Problem requirements
Print the entries verbatim, leaving out the images they contain.

──────── Exercise material

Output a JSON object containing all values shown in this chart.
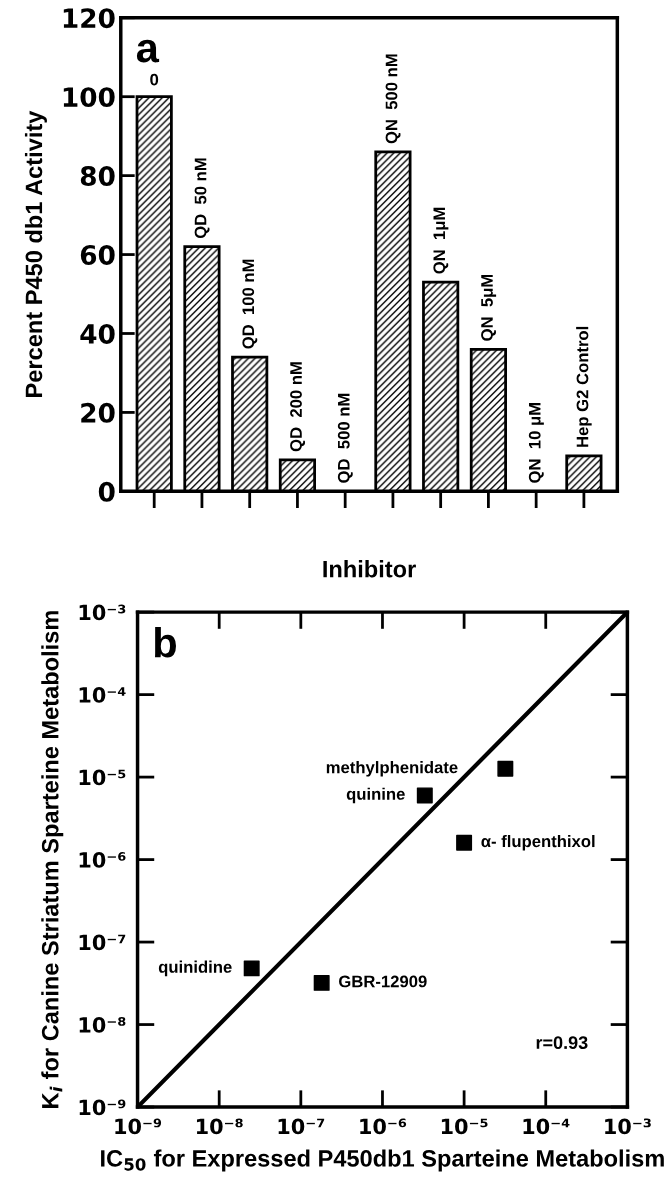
{
  "chart_data": [
    {
      "type": "bar",
      "xlabel": "Inhibitor",
      "ylabel": "Percent P450 db1 Activity",
      "annotations": [
        "a"
      ],
      "categories": [
        "0",
        "QD  50 nM",
        "QD  100 nM",
        "QD  200 nM",
        "QD  500 nM",
        "QN  500 nM",
        "QN  1μM",
        "QN  5μM",
        "QN  10 μM",
        "Hep G2 Control"
      ],
      "values": [
        100,
        62,
        34,
        8,
        0,
        86,
        53,
        36,
        0,
        9
      ],
      "color": "#000000",
      "ylim": [
        0,
        120
      ],
      "yticks": [
        0,
        20,
        40,
        60,
        80,
        100,
        120
      ],
      "tick_labels": "y",
      "grid": false,
      "legend": false
    },
    {
      "type": "scatter",
      "xlabel": "IC$_{50}$ for Expressed P450db1 Sparteine Metabolism",
      "ylabel": "K$_{i}$ for Canine Striatum Sparteine Metabolism",
      "annotations": [
        "b",
        "r=0.93",
        {
          "text": "methylphenidate",
          "x": 3.2e-05,
          "y": 1.26e-05
        },
        {
          "text": "quinine",
          "x": 3.3e-06,
          "y": 6e-06
        },
        {
          "text": "α- flupenthixol",
          "x": 1e-05,
          "y": 1.6e-06
        },
        {
          "text": "quinidine",
          "x": 2.5e-08,
          "y": 4.8e-08
        },
        {
          "text": "GBR-12909",
          "x": 1.8e-07,
          "y": 3.2e-08
        }
      ],
      "log": "xy",
      "marker": "square",
      "grid": false,
      "legend": false,
      "xlim": [
        1e-09,
        0.001
      ],
      "ylim": [
        1e-09,
        0.001
      ],
      "xticks": [
        {
          "value": 1e-09,
          "label": "10⁻⁹"
        },
        {
          "value": 1e-08,
          "label": "10⁻⁸"
        },
        {
          "value": 1e-07,
          "label": "10⁻⁷"
        },
        {
          "value": 1e-06,
          "label": "10⁻⁶"
        },
        {
          "value": 1e-05,
          "label": "10⁻⁵"
        },
        {
          "value": 0.0001,
          "label": "10⁻⁴"
        },
        {
          "value": 0.001,
          "label": "10⁻³"
        }
      ],
      "yticks": [
        {
          "value": 1e-09,
          "label": "10⁻⁹"
        },
        {
          "value": 1e-08,
          "label": "10⁻⁸"
        },
        {
          "value": 1e-07,
          "label": "10⁻⁷"
        },
        {
          "value": 1e-06,
          "label": "10⁻⁶"
        },
        {
          "value": 1e-05,
          "label": "10⁻⁵"
        },
        {
          "value": 0.0001,
          "label": "10⁻⁴"
        },
        {
          "value": 0.001,
          "label": "10⁻³"
        }
      ],
      "series": [
        {
          "color": "#000000",
          "x": [
            3.2e-05,
            3.3e-06,
            1e-05,
            2.5e-08,
            1.8e-07
          ],
          "values": [
            1.26e-05,
            6e-06,
            1.6e-06,
            4.8e-08,
            3.2e-08
          ]
        },
        {
          "type": "line",
          "color": "#000000",
          "marker": "none",
          "x": [
            1e-09,
            0.001
          ],
          "values": [
            1e-09,
            0.001
          ]
        }
      ]
    }
  ]
}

────────────────

Completed task
Output a JSON object containing all values shown in this chart.
{
  "chart_data": [
    {
      "type": "bar",
      "xlabel": "Inhibitor",
      "ylabel": "Percent P450 db1 Activity",
      "annotations": [
        "a"
      ],
      "categories": [
        "0",
        "QD  50 nM",
        "QD  100 nM",
        "QD  200 nM",
        "QD  500 nM",
        "QN  500 nM",
        "QN  1μM",
        "QN  5μM",
        "QN  10 μM",
        "Hep G2 Control"
      ],
      "values": [
        100,
        62,
        34,
        8,
        0,
        86,
        53,
        36,
        0,
        9
      ],
      "color": "#000000",
      "ylim": [
        0,
        120
      ],
      "yticks": [
        0,
        20,
        40,
        60,
        80,
        100,
        120
      ],
      "tick_labels": "y",
      "grid": false,
      "legend": false
    },
    {
      "type": "scatter",
      "xlabel": "IC$_{50}$ for Expressed P450db1 Sparteine Metabolism",
      "ylabel": "K$_{i}$ for Canine Striatum Sparteine Metabolism",
      "annotations": [
        "b",
        "r=0.93",
        {
          "text": "methylphenidate",
          "x": 3.2e-05,
          "y": 1.26e-05
        },
        {
          "text": "quinine",
          "x": 3.3e-06,
          "y": 6e-06
        },
        {
          "text": "α- flupenthixol",
          "x": 1e-05,
          "y": 1.6e-06
        },
        {
          "text": "quinidine",
          "x": 2.5e-08,
          "y": 4.8e-08
        },
        {
          "text": "GBR-12909",
          "x": 1.8e-07,
          "y": 3.2e-08
        }
      ],
      "log": "xy",
      "marker": "square",
      "grid": false,
      "legend": false,
      "xlim": [
        1e-09,
        0.001
      ],
      "ylim": [
        1e-09,
        0.001
      ],
      "xticks": [
        {
          "value": 1e-09,
          "label": "10⁻⁹"
        },
        {
          "value": 1e-08,
          "label": "10⁻⁸"
        },
        {
          "value": 1e-07,
          "label": "10⁻⁷"
        },
        {
          "value": 1e-06,
          "label": "10⁻⁶"
        },
        {
          "value": 1e-05,
          "label": "10⁻⁵"
        },
        {
          "value": 0.0001,
          "label": "10⁻⁴"
        },
        {
          "value": 0.001,
          "label": "10⁻³"
        }
      ],
      "yticks": [
        {
          "value": 1e-09,
          "label": "10⁻⁹"
        },
        {
          "value": 1e-08,
          "label": "10⁻⁸"
        },
        {
          "value": 1e-07,
          "label": "10⁻⁷"
        },
        {
          "value": 1e-06,
          "label": "10⁻⁶"
        },
        {
          "value": 1e-05,
          "label": "10⁻⁵"
        },
        {
          "value": 0.0001,
          "label": "10⁻⁴"
        },
        {
          "value": 0.001,
          "label": "10⁻³"
        }
      ],
      "series": [
        {
          "color": "#000000",
          "x": [
            3.2e-05,
            3.3e-06,
            1e-05,
            2.5e-08,
            1.8e-07
          ],
          "values": [
            1.26e-05,
            6e-06,
            1.6e-06,
            4.8e-08,
            3.2e-08
          ]
        },
        {
          "type": "line",
          "color": "#000000",
          "marker": "none",
          "x": [
            1e-09,
            0.001
          ],
          "values": [
            1e-09,
            0.001
          ]
        }
      ]
    }
  ]
}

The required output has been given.